In the records below, find each line with the word "JSON" and copy it.

Collected data entries:
■ ■ ■ ■ ■ ■ ■

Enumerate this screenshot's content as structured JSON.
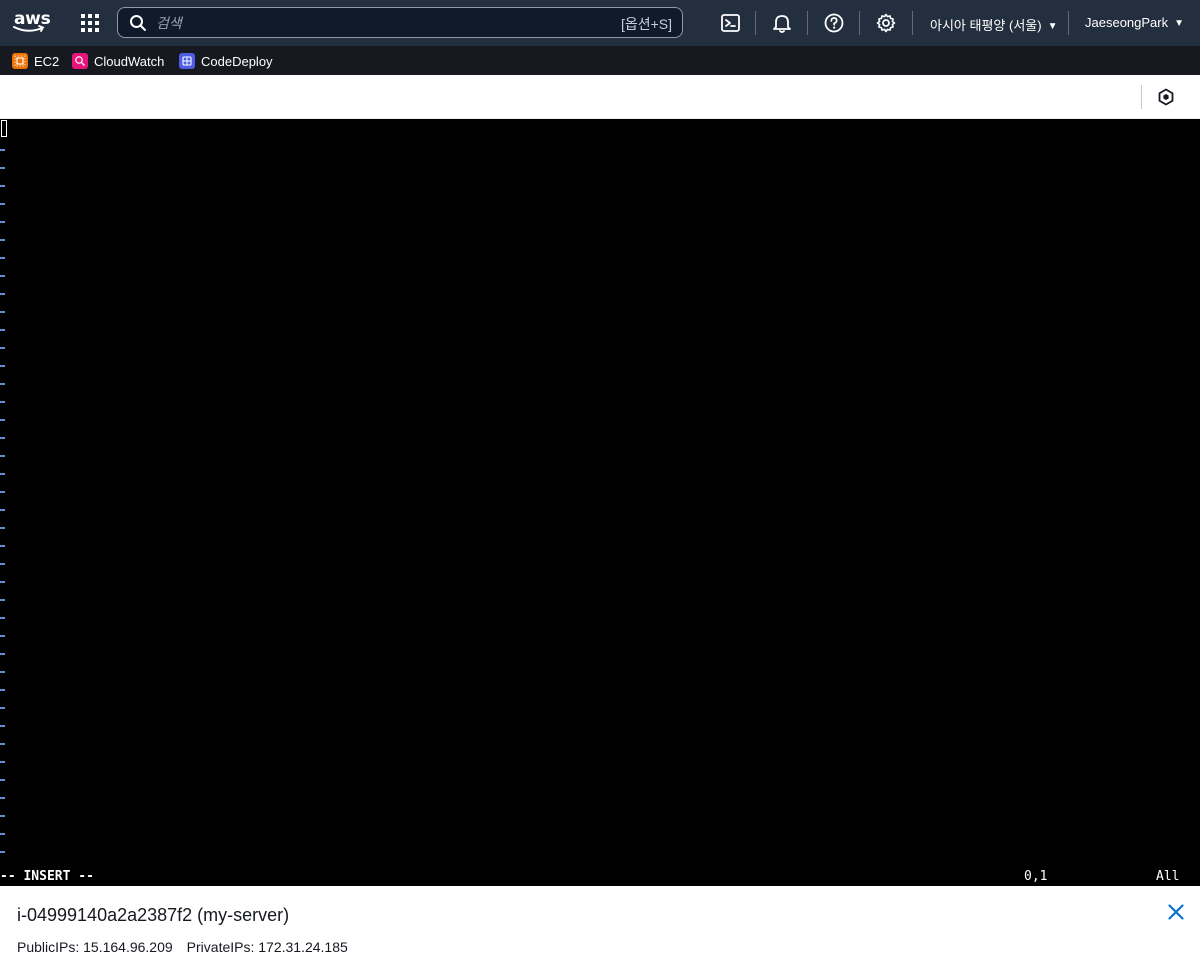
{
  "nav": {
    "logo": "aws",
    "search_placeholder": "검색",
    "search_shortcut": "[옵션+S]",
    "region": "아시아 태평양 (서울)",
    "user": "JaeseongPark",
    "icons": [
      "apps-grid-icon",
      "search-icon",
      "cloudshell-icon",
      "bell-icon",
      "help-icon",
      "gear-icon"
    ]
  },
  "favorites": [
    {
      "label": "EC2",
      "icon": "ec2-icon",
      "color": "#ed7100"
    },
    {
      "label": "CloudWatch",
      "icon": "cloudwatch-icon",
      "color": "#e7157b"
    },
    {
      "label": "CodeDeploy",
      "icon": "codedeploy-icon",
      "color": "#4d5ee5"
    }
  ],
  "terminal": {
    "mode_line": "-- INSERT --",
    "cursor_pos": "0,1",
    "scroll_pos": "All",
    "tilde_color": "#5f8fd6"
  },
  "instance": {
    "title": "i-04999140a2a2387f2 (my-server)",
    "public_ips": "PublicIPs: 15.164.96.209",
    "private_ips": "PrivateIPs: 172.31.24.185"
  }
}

■ ■ ■ ■ ■ ■ ■

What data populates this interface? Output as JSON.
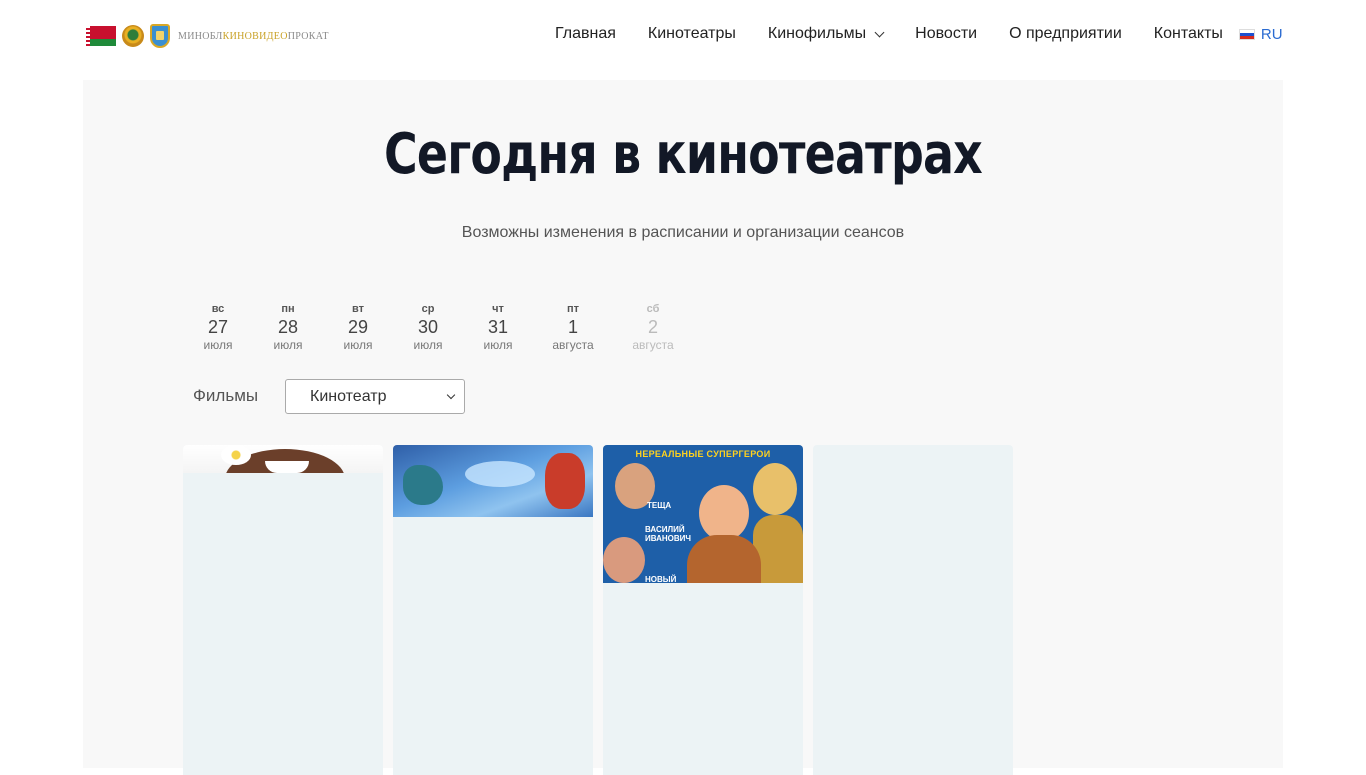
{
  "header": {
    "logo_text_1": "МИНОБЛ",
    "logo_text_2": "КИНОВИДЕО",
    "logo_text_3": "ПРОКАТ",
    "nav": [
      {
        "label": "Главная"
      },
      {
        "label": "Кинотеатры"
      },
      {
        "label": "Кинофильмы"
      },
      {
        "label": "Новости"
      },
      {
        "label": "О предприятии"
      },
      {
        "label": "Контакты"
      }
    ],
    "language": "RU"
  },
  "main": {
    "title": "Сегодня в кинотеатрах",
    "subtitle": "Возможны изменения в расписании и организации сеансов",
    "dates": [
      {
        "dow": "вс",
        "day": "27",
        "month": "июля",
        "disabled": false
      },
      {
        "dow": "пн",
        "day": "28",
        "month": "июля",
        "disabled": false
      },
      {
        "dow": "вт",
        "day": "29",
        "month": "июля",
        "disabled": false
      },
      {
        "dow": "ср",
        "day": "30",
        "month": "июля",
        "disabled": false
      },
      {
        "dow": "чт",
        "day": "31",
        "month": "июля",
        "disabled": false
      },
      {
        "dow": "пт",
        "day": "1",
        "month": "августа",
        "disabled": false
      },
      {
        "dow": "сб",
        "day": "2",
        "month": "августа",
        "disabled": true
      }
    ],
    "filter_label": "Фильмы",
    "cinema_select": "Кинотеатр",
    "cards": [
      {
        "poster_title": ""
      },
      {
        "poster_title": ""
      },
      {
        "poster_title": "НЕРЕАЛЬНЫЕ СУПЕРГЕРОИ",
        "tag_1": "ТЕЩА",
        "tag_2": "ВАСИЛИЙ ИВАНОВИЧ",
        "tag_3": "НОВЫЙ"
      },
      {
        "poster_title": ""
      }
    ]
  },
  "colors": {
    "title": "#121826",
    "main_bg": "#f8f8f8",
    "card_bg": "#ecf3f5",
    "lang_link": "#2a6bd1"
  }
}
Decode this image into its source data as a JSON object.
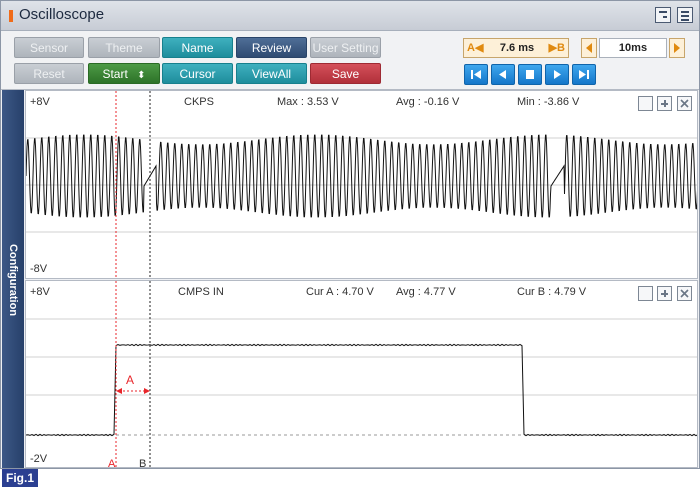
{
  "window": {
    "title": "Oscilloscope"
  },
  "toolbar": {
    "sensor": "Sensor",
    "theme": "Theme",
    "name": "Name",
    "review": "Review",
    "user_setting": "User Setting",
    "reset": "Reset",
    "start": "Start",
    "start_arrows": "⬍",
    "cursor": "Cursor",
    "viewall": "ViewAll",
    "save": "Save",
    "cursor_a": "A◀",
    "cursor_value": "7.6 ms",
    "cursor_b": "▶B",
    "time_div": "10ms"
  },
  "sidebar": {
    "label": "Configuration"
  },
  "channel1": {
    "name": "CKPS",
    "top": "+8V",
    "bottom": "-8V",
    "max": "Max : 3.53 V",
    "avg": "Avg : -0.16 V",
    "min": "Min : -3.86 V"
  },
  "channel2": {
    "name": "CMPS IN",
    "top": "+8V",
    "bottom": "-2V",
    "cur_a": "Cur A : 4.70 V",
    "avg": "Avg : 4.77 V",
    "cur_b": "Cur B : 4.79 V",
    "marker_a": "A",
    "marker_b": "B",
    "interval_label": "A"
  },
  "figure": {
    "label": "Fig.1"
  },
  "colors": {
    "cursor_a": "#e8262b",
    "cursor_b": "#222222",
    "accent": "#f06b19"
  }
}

■ ■ ■ ■ ■ ■ ■

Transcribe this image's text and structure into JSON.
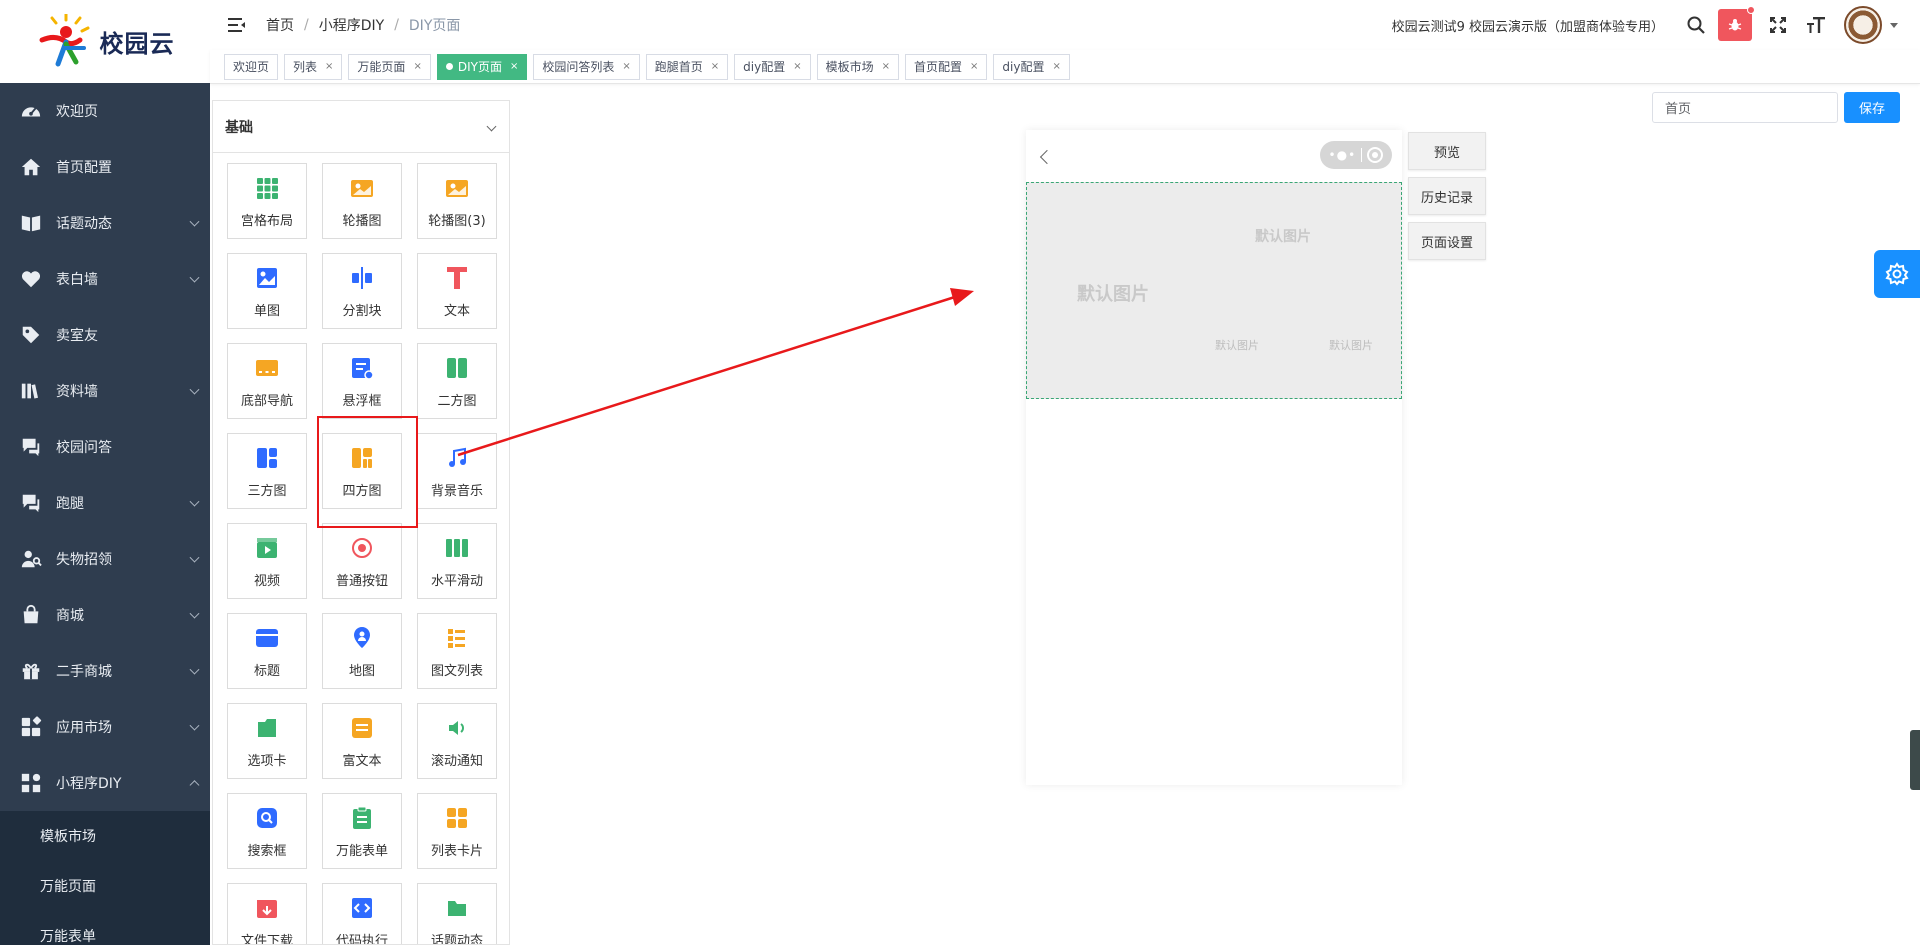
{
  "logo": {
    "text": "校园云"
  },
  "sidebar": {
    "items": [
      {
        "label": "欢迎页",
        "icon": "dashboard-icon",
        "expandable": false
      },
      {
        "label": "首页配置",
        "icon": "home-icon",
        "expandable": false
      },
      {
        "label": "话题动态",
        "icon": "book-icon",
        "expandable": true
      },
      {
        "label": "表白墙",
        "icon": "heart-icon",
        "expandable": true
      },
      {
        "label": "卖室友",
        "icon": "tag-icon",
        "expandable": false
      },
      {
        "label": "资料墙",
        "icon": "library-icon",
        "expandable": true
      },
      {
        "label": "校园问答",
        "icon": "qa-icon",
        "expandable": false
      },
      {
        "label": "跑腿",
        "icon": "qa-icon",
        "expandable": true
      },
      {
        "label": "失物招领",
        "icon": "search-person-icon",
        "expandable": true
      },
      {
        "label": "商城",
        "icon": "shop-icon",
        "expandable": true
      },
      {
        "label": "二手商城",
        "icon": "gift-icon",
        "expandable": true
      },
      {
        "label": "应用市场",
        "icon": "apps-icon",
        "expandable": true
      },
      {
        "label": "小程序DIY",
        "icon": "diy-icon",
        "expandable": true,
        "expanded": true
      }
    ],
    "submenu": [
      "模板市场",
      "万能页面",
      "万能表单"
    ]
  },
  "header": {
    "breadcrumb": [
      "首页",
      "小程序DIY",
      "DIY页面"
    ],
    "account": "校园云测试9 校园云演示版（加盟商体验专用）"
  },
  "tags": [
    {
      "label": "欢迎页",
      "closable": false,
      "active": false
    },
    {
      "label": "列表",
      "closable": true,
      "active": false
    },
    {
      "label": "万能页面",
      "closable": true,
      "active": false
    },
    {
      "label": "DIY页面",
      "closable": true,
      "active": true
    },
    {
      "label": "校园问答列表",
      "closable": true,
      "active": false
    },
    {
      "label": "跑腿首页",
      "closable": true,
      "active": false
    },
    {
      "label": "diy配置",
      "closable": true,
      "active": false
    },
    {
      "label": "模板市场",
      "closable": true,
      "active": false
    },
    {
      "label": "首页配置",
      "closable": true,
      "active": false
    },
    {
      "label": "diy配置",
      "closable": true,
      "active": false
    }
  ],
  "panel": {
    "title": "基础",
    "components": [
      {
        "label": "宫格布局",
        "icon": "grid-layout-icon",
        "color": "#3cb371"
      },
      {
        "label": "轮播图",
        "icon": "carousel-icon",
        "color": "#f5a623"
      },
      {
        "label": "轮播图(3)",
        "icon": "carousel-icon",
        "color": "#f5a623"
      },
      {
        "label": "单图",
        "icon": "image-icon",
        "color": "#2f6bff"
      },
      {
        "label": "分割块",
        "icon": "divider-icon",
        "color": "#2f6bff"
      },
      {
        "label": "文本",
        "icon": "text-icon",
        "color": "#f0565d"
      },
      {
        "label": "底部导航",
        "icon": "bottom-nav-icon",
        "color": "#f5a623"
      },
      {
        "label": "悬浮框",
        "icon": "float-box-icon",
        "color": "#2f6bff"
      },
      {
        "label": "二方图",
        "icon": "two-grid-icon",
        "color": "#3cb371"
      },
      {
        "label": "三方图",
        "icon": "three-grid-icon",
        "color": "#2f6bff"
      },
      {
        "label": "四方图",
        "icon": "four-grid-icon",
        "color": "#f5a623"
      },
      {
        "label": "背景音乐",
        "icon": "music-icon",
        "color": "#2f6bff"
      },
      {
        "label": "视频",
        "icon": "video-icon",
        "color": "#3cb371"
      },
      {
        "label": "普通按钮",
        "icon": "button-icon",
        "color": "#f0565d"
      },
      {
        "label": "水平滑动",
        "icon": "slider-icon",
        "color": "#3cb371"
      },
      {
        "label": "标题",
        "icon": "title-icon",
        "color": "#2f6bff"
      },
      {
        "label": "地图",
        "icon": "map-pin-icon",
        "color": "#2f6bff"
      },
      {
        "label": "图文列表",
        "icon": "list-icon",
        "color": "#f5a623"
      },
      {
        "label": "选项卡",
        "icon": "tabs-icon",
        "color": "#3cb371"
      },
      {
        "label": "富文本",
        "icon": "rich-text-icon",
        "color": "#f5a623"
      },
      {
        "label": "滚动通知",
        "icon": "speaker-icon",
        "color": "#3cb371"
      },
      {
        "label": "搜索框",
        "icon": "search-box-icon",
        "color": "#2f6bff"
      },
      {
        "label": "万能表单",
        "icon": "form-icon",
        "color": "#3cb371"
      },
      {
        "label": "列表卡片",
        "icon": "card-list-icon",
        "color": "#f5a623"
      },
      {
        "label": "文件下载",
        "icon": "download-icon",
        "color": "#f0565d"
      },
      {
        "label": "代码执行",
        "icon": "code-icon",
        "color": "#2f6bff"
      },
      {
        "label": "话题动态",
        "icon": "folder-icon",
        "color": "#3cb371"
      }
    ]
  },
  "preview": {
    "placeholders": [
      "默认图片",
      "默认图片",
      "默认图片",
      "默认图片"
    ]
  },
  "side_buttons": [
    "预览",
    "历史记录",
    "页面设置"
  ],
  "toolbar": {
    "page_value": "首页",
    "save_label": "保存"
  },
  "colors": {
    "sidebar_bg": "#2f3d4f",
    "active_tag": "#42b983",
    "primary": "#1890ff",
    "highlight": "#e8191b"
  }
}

■ ■ ■ ■ ■ ■ ■

• Response:
Enumerate this screenshot's content as structured JSON.
What data populates this interface? Output as JSON.
Decode this image into its source data as a JSON object.
Transcribe this image's text and structure into JSON.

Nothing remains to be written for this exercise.